## What is being asked
Transcribe all the records with complete accuracy.

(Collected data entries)
= = = =
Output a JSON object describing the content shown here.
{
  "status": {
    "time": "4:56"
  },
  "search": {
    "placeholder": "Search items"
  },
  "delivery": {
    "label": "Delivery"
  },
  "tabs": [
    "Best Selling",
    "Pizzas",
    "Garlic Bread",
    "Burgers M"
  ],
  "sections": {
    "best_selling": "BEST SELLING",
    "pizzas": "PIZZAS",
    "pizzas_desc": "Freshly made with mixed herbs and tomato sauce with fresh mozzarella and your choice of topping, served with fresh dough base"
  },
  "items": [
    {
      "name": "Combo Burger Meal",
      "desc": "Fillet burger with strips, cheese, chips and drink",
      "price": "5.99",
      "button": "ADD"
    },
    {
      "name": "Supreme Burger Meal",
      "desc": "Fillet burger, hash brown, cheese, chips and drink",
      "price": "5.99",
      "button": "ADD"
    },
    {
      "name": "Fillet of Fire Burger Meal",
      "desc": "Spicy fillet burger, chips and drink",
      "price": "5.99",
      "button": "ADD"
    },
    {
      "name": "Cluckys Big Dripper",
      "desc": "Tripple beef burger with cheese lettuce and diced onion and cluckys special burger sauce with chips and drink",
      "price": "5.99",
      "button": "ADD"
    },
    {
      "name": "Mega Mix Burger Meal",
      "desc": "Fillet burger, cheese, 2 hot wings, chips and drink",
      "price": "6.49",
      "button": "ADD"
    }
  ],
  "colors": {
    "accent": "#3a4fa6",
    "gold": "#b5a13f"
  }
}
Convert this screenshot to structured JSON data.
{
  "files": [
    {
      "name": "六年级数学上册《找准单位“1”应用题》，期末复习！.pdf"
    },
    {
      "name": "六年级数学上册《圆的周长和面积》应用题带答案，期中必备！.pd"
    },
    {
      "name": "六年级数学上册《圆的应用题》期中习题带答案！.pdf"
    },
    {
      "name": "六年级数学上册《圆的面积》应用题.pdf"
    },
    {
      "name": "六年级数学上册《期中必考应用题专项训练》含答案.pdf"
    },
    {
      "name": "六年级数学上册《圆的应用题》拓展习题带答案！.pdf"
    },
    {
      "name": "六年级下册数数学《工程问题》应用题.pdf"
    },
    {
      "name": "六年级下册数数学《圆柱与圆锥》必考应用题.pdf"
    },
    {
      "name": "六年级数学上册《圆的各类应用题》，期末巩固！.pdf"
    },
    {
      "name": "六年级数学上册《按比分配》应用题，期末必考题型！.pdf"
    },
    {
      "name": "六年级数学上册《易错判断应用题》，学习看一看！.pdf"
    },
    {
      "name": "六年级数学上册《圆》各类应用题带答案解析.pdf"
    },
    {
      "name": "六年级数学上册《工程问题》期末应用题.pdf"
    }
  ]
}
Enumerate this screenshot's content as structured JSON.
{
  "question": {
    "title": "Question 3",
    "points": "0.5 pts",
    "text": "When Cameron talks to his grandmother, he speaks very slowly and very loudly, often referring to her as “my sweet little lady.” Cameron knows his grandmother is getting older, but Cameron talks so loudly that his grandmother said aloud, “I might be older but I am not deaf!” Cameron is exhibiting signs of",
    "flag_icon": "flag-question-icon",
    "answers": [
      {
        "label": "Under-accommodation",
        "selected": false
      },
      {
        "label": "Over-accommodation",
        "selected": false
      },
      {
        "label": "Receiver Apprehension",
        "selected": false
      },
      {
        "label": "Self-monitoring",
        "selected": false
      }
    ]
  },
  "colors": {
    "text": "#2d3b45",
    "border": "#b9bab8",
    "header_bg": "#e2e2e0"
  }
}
= = = =
## Response
Output a JSON object describing the content shown here.
{
  "status": {
    "time": "4:56"
  },
  "search": {
    "placeholder": "Search items"
  },
  "delivery": {
    "label": "Delivery"
  },
  "tabs": [
    "Best Selling",
    "Pizzas",
    "Garlic Bread",
    "Burgers M"
  ],
  "sections": {
    "best_selling": "BEST SELLING",
    "pizzas": "PIZZAS",
    "pizzas_desc": "Freshly made with mixed herbs and tomato sauce with fresh mozzarella and your choice of topping, served with fresh dough base"
  },
  "items": [
    {
      "name": "Combo Burger Meal",
      "desc": "Fillet burger with strips, cheese, chips and drink",
      "price": "5.99",
      "button": "ADD"
    },
    {
      "name": "Supreme Burger Meal",
      "desc": "Fillet burger, hash brown, cheese, chips and drink",
      "price": "5.99",
      "button": "ADD"
    },
    {
      "name": "Fillet of Fire Burger Meal",
      "desc": "Spicy fillet burger, chips and drink",
      "price": "5.99",
      "button": "ADD"
    },
    {
      "name": "Cluckys Big Dripper",
      "desc": "Tripple beef burger with cheese lettuce and diced onion and cluckys special burger sauce with chips and drink",
      "price": "5.99",
      "button": "ADD"
    },
    {
      "name": "Mega Mix Burger Meal",
      "desc": "Fillet burger, cheese, 2 hot wings, chips and drink",
      "price": "6.49",
      "button": "ADD"
    }
  ],
  "colors": {
    "accent": "#3a4fa6",
    "gold": "#b5a13f"
  }
}
Convert this screenshot to structured JSON data.
{
  "files": [
    {
      "name": "六年级数学上册《找准单位“1”应用题》，期末复习！.pdf"
    },
    {
      "name": "六年级数学上册《圆的周长和面积》应用题带答案，期中必备！.pd"
    },
    {
      "name": "六年级数学上册《圆的应用题》期中习题带答案！.pdf"
    },
    {
      "name": "六年级数学上册《圆的面积》应用题.pdf"
    },
    {
      "name": "六年级数学上册《期中必考应用题专项训练》含答案.pdf"
    },
    {
      "name": "六年级数学上册《圆的应用题》拓展习题带答案！.pdf"
    },
    {
      "name": "六年级下册数数学《工程问题》应用题.pdf"
    },
    {
      "name": "六年级下册数数学《圆柱与圆锥》必考应用题.pdf"
    },
    {
      "name": "六年级数学上册《圆的各类应用题》，期末巩固！.pdf"
    },
    {
      "name": "六年级数学上册《按比分配》应用题，期末必考题型！.pdf"
    },
    {
      "name": "六年级数学上册《易错判断应用题》，学习看一看！.pdf"
    },
    {
      "name": "六年级数学上册《圆》各类应用题带答案解析.pdf"
    },
    {
      "name": "六年级数学上册《工程问题》期末应用题.pdf"
    }
  ]
}
Enumerate this screenshot's content as structured JSON.
{
  "question": {
    "title": "Question 3",
    "points": "0.5 pts",
    "text": "When Cameron talks to his grandmother, he speaks very slowly and very loudly, often referring to her as “my sweet little lady.” Cameron knows his grandmother is getting older, but Cameron talks so loudly that his grandmother said aloud, “I might be older but I am not deaf!” Cameron is exhibiting signs of",
    "flag_icon": "flag-question-icon",
    "answers": [
      {
        "label": "Under-accommodation",
        "selected": false
      },
      {
        "label": "Over-accommodation",
        "selected": false
      },
      {
        "label": "Receiver Apprehension",
        "selected": false
      },
      {
        "label": "Self-monitoring",
        "selected": false
      }
    ]
  },
  "colors": {
    "text": "#2d3b45",
    "border": "#b9bab8",
    "header_bg": "#e2e2e0"
  }
}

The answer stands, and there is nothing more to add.